Exercise goal:
Return the count of lines that mention "neural", with no other words.
+ + + + +
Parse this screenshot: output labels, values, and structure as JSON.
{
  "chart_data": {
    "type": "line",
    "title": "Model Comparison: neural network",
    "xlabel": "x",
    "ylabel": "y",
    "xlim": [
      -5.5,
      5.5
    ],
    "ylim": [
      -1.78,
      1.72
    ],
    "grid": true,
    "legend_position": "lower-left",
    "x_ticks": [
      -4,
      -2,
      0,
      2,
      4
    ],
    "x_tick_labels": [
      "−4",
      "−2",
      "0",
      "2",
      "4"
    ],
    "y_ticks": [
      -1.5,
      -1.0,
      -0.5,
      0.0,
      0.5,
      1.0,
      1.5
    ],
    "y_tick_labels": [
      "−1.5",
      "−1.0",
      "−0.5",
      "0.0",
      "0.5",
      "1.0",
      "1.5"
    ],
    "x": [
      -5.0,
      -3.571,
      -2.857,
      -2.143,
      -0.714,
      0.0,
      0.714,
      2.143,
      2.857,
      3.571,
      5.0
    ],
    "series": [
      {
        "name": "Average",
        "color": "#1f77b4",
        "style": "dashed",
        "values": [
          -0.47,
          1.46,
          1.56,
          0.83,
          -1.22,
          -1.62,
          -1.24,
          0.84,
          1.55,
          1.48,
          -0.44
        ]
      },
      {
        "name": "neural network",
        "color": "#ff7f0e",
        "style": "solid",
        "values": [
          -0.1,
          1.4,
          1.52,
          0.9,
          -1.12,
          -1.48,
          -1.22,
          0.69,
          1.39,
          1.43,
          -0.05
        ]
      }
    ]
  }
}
+ + + + +
The result:
2